MATERIAL PROVIDED

-- begin --

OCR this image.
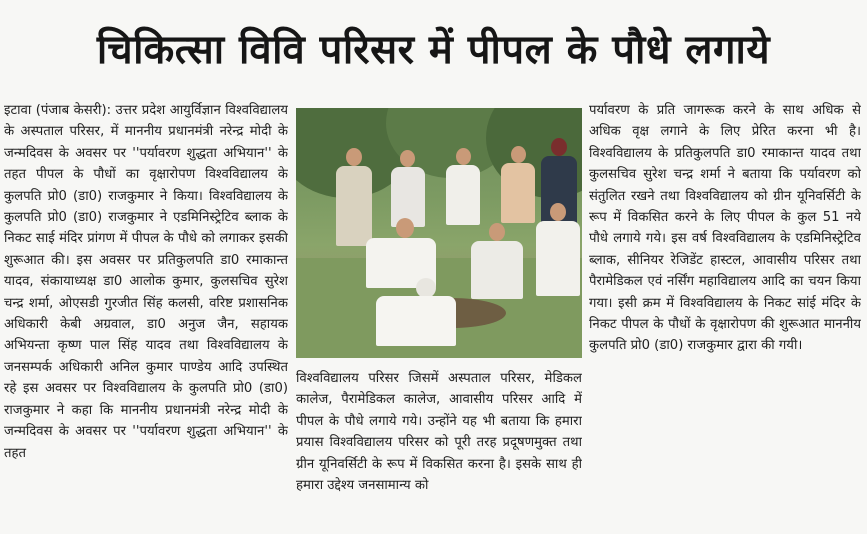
चिकित्सा विवि परिसर में पीपल के पौधे लगाये

इटावा (पंजाब केसरी): उत्तर प्रदेश आयुर्विज्ञान विश्वविद्यालय के अस्पताल परिसर, में माननीय प्रधानमंत्री नरेन्द्र मोदी के जन्मदिवस के अवसर पर ''पर्यावरण शुद्धता अभियान'' के तहत पीपल के पौधों का वृक्षारोपण विश्वविद्यालय के कुलपति प्रो0 (डा0) राजकुमार ने किया। विश्वविद्यालय के कुलपति प्रो0 (डा0) राजकुमार ने एडमिनिस्ट्रेटिव ब्लाक के निकट साई मंदिर प्रांगण में पीपल के पौधे को लगाकर इसकी शुरूआत की। इस अवसर पर प्रतिकुलपति डा0 रमाकान्त यादव, संकायाध्यक्ष डा0 आलोक कुमार, कुलसचिव सुरेश चन्द्र शर्मा, ओएसडी गुरजीत सिंह कलसी, वरिष्ट प्रशासनिक अधिकारी केबी अग्रवाल, डा0 अनुज जैन, सहायक अभियन्ता कृष्ण पाल सिंह यादव तथा विश्वविद्यालय के जनसम्पर्क अधिकारी अनिल कुमार पाण्डेय आदि उपस्थित रहे इस अवसर पर विश्वविद्यालय के कुलपति प्रो0 (डा0) राजकुमार ने कहा कि माननीय प्रधानमंत्री नरेन्द्र मोदी के जन्मदिवस के अवसर पर ''पर्यावरण शुद्धता अभियान'' के तहत

विश्वविद्यालय परिसर जिसमें अस्पताल परिसर, मेडिकल कालेज, पैरामेडिकल कालेज, आवासीय परिसर आदि में पीपल के पौधे लगाये गये। उन्होंने यह भी बताया कि हमारा प्रयास विश्वविद्यालय परिसर को पूरी तरह प्रदूषणमुक्त तथा ग्रीन यूनिवर्सिटी के रूप में विकसित करना है। इसके साथ ही हमारा उद्देश्य जनसामान्य को

पर्यावरण के प्रति जागरूक करने के साथ अधिक से अधिक वृक्ष लगाने के लिए प्रेरित करना भी है।विश्वविद्यालय के प्रतिकुलपति डा0 रमाकान्त यादव तथा कुलसचिव सुरेश चन्द्र शर्मा ने बताया कि पर्यावरण को संतुलित रखने तथा विश्वविद्यालय को ग्रीन यूनिवर्सिटी के रूप में विकसित करने के लिए पीपल के कुल 51 नये पौधे लगाये गये। इस वर्ष विश्वविद्यालय के एडमिनिस्ट्रेटिव ब्लाक, सीनियर रेजिडेंट हास्टल, आवासीय परिसर तथा पैरामेडिकल एवं नर्सिंग महाविद्यालय आदि का चयन किया गया। इसी क्रम में विश्वविद्यालय के निकट सांई मंदिर के निकट पीपल के पौधों के वृक्षारोपण की शुरूआत माननीय कुलपति प्रो0 (डा0) राजकुमार द्वारा की गयी।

-- end --

Copy out all the entries exactly. Images stay out of the copy.

OCR this image.
चिकित्सा विवि परिसर में पीपल के पौधे लगाये

इटावा (पंजाब केसरी): उत्तर प्रदेश आयुर्विज्ञान विश्वविद्यालय के अस्पताल परिसर, में माननीय प्रधानमंत्री नरेन्द्र मोदी के जन्मदिवस के अवसर पर ''पर्यावरण शुद्धता अभियान'' के तहत पीपल के पौधों का वृक्षारोपण विश्वविद्यालय के कुलपति प्रो0 (डा0) राजकुमार ने किया। विश्वविद्यालय के कुलपति प्रो0 (डा0) राजकुमार ने एडमिनिस्ट्रेटिव ब्लाक के निकट साई मंदिर प्रांगण में पीपल के पौधे को लगाकर इसकी शुरूआत की। इस अवसर पर प्रतिकुलपति डा0 रमाकान्त यादव, संकायाध्यक्ष डा0 आलोक कुमार, कुलसचिव सुरेश चन्द्र शर्मा, ओएसडी गुरजीत सिंह कलसी, वरिष्ट प्रशासनिक अधिकारी केबी अग्रवाल, डा0 अनुज जैन, सहायक अभियन्ता कृष्ण पाल सिंह यादव तथा विश्वविद्यालय के जनसम्पर्क अधिकारी अनिल कुमार पाण्डेय आदि उपस्थित रहे इस अवसर पर विश्वविद्यालय के कुलपति प्रो0 (डा0) राजकुमार ने कहा कि माननीय प्रधानमंत्री नरेन्द्र मोदी के जन्मदिवस के अवसर पर ''पर्यावरण शुद्धता अभियान'' के तहत

विश्वविद्यालय परिसर जिसमें अस्पताल परिसर, मेडिकल कालेज, पैरामेडिकल कालेज, आवासीय परिसर आदि में पीपल के पौधे लगाये गये। उन्होंने यह भी बताया कि हमारा प्रयास विश्वविद्यालय परिसर को पूरी तरह प्रदूषणमुक्त तथा ग्रीन यूनिवर्सिटी के रूप में विकसित करना है। इसके साथ ही हमारा उद्देश्य जनसामान्य को

पर्यावरण के प्रति जागरूक करने के साथ अधिक से अधिक वृक्ष लगाने के लिए प्रेरित करना भी है।विश्वविद्यालय के प्रतिकुलपति डा0 रमाकान्त यादव तथा कुलसचिव सुरेश चन्द्र शर्मा ने बताया कि पर्यावरण को संतुलित रखने तथा विश्वविद्यालय को ग्रीन यूनिवर्सिटी के रूप में विकसित करने के लिए पीपल के कुल 51 नये पौधे लगाये गये। इस वर्ष विश्वविद्यालय के एडमिनिस्ट्रेटिव ब्लाक, सीनियर रेजिडेंट हास्टल, आवासीय परिसर तथा पैरामेडिकल एवं नर्सिंग महाविद्यालय आदि का चयन किया गया। इसी क्रम में विश्वविद्यालय के निकट सांई मंदिर के निकट पीपल के पौधों के वृक्षारोपण की शुरूआत माननीय कुलपति प्रो0 (डा0) राजकुमार द्वारा की गयी।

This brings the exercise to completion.